# Problem to work on
Copy every line of the records below character for character, leaving out the pictures.

>> BEGIN

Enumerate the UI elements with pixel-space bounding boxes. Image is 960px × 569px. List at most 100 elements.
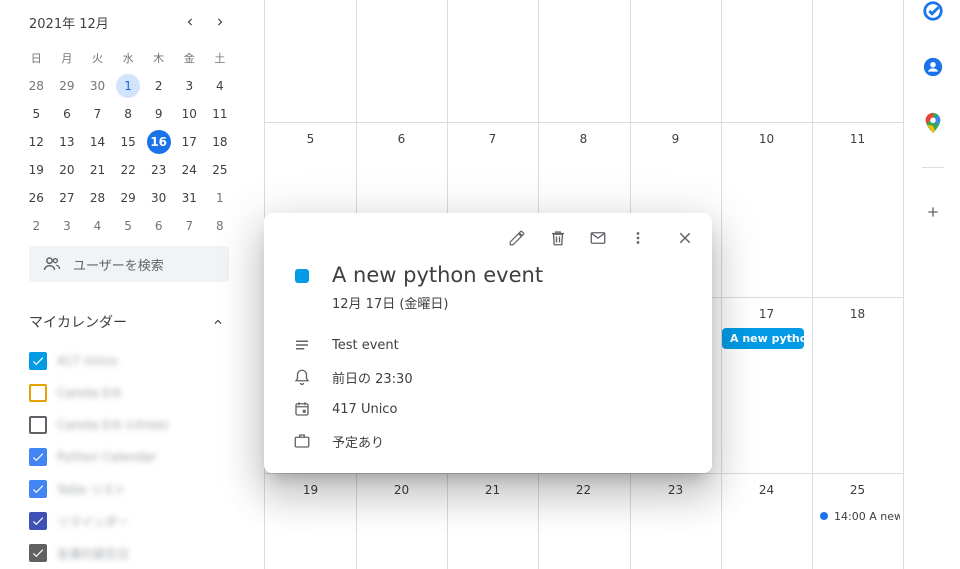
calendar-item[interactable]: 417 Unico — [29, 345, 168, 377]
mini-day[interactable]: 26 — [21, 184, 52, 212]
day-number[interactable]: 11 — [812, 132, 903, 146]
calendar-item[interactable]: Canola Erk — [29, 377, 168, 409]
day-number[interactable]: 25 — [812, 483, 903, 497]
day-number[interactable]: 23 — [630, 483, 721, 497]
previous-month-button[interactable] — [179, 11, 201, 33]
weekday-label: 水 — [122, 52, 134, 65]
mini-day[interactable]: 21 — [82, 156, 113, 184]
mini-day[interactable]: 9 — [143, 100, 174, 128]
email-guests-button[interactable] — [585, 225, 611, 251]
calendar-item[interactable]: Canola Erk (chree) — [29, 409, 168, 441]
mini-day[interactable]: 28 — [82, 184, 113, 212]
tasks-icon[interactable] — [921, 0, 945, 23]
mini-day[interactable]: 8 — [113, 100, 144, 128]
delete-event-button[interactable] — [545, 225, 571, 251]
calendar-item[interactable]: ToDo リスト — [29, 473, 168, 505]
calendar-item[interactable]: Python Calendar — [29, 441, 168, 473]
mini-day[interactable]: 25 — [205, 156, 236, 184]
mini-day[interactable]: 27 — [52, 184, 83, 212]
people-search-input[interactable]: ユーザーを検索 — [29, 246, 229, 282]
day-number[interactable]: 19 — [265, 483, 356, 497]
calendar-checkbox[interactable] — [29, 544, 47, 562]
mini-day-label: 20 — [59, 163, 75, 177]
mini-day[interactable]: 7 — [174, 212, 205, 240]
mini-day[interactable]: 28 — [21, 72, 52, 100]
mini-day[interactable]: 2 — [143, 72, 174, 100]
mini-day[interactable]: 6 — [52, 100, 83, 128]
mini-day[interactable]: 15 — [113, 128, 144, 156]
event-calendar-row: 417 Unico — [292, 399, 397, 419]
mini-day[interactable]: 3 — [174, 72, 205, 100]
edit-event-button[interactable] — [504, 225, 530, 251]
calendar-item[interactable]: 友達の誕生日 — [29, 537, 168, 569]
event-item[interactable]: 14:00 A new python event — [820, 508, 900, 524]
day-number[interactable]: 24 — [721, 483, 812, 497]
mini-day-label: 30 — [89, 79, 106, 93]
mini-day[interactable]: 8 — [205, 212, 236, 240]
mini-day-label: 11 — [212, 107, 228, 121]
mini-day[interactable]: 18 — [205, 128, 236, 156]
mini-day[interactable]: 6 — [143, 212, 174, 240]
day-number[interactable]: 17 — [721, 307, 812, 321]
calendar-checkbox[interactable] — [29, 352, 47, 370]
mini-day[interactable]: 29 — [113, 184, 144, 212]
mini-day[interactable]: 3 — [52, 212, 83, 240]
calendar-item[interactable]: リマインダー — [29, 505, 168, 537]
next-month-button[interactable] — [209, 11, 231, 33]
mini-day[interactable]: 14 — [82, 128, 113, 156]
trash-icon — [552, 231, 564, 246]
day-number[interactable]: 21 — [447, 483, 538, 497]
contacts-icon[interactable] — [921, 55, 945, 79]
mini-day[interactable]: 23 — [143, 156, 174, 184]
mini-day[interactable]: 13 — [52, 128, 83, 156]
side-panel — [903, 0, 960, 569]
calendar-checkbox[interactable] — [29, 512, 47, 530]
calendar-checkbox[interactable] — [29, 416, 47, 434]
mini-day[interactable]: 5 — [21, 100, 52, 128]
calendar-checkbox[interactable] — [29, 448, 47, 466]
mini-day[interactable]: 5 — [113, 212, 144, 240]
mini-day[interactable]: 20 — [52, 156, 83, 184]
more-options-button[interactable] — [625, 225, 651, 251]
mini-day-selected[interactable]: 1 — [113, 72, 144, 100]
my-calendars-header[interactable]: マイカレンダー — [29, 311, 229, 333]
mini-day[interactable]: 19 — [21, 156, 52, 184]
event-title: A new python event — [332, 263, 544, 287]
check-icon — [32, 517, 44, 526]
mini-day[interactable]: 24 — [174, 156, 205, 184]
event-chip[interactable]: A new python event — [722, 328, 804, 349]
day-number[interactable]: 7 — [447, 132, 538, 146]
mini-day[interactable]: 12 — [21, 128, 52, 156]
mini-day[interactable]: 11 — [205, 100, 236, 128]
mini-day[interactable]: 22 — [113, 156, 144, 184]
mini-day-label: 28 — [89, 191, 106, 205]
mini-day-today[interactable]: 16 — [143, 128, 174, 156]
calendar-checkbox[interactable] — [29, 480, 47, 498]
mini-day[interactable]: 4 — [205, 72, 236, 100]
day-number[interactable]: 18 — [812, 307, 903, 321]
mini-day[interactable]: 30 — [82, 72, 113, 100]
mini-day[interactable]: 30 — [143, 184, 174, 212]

>> END

# Output
Enumerate the UI elements with pixel-space bounding boxes. Image is 960px × 569px. List at most 100 elements.
calendar-item[interactable]: 417 Unico — [29, 345, 168, 377]
mini-day[interactable]: 26 — [21, 184, 52, 212]
day-number[interactable]: 11 — [812, 132, 903, 146]
calendar-item[interactable]: Canola Erk — [29, 377, 168, 409]
day-number[interactable]: 25 — [812, 483, 903, 497]
day-number[interactable]: 23 — [630, 483, 721, 497]
previous-month-button[interactable] — [179, 11, 201, 33]
weekday-label: 水 — [122, 52, 134, 65]
mini-day[interactable]: 21 — [82, 156, 113, 184]
mini-day[interactable]: 9 — [143, 100, 174, 128]
email-guests-button[interactable] — [585, 225, 611, 251]
calendar-item[interactable]: Canola Erk (chree) — [29, 409, 168, 441]
mini-day[interactable]: 28 — [82, 184, 113, 212]
tasks-icon[interactable] — [921, 0, 945, 23]
mini-day[interactable]: 8 — [113, 100, 144, 128]
delete-event-button[interactable] — [545, 225, 571, 251]
calendar-item[interactable]: ToDo リスト — [29, 473, 168, 505]
calendar-item[interactable]: Python Calendar — [29, 441, 168, 473]
mini-day[interactable]: 25 — [205, 156, 236, 184]
mini-day[interactable]: 27 — [52, 184, 83, 212]
people-search-input[interactable]: ユーザーを検索 — [29, 246, 229, 282]
day-number[interactable]: 19 — [265, 483, 356, 497]
calendar-checkbox[interactable] — [29, 544, 47, 562]
mini-day-label: 20 — [59, 163, 75, 177]
mini-day[interactable]: 7 — [174, 212, 205, 240]
mini-day[interactable]: 28 — [21, 72, 52, 100]
mini-day[interactable]: 2 — [143, 72, 174, 100]
mini-day[interactable]: 6 — [52, 100, 83, 128]
mini-day[interactable]: 15 — [113, 128, 144, 156]
event-calendar-row: 417 Unico — [292, 399, 397, 419]
mini-day[interactable]: 3 — [174, 72, 205, 100]
edit-event-button[interactable] — [504, 225, 530, 251]
calendar-item[interactable]: 友達の誕生日 — [29, 537, 168, 569]
event-item[interactable]: 14:00 A new python event — [820, 508, 900, 524]
day-number[interactable]: 24 — [721, 483, 812, 497]
mini-day-label: 30 — [89, 79, 106, 93]
mini-day[interactable]: 8 — [205, 212, 236, 240]
mini-day-label: 11 — [212, 107, 228, 121]
mini-day[interactable]: 18 — [205, 128, 236, 156]
mini-day[interactable]: 6 — [143, 212, 174, 240]
day-number[interactable]: 17 — [721, 307, 812, 321]
calendar-checkbox[interactable] — [29, 352, 47, 370]
mini-day[interactable]: 29 — [113, 184, 144, 212]
mini-day[interactable]: 3 — [52, 212, 83, 240]
calendar-item[interactable]: リマインダー — [29, 505, 168, 537]
next-month-button[interactable] — [209, 11, 231, 33]
mini-day[interactable]: 14 — [82, 128, 113, 156]
trash-icon — [552, 231, 564, 246]
day-number[interactable]: 21 — [447, 483, 538, 497]
contacts-icon[interactable] — [921, 55, 945, 79]
mini-day[interactable]: 23 — [143, 156, 174, 184]
mini-day[interactable]: 13 — [52, 128, 83, 156]
side-panel — [903, 0, 960, 569]
calendar-checkbox[interactable] — [29, 512, 47, 530]
calendar-checkbox[interactable] — [29, 416, 47, 434]
mini-day[interactable]: 5 — [21, 100, 52, 128]
calendar-checkbox[interactable] — [29, 448, 47, 466]
mini-day[interactable]: 5 — [113, 212, 144, 240]
mini-day[interactable]: 20 — [52, 156, 83, 184]
more-options-button[interactable] — [625, 225, 651, 251]
mini-day-selected[interactable]: 1 — [113, 72, 144, 100]
my-calendars-header[interactable]: マイカレンダー — [29, 311, 229, 333]
mini-day[interactable]: 19 — [21, 156, 52, 184]
event-title: A new python event — [332, 263, 544, 287]
check-icon — [32, 517, 44, 526]
mini-day[interactable]: 24 — [174, 156, 205, 184]
event-chip[interactable]: A new python event — [722, 328, 804, 349]
day-number[interactable]: 7 — [447, 132, 538, 146]
mini-day[interactable]: 12 — [21, 128, 52, 156]
mini-day[interactable]: 11 — [205, 100, 236, 128]
mini-day[interactable]: 22 — [113, 156, 144, 184]
mini-day-label: 28 — [89, 191, 106, 205]
mini-day-today[interactable]: 16 — [143, 128, 174, 156]
calendar-checkbox[interactable] — [29, 480, 47, 498]
mini-day[interactable]: 4 — [205, 72, 236, 100]
day-number[interactable]: 18 — [812, 307, 903, 321]
mini-day[interactable]: 30 — [82, 72, 113, 100]
mini-day[interactable]: 30 — [143, 184, 174, 212]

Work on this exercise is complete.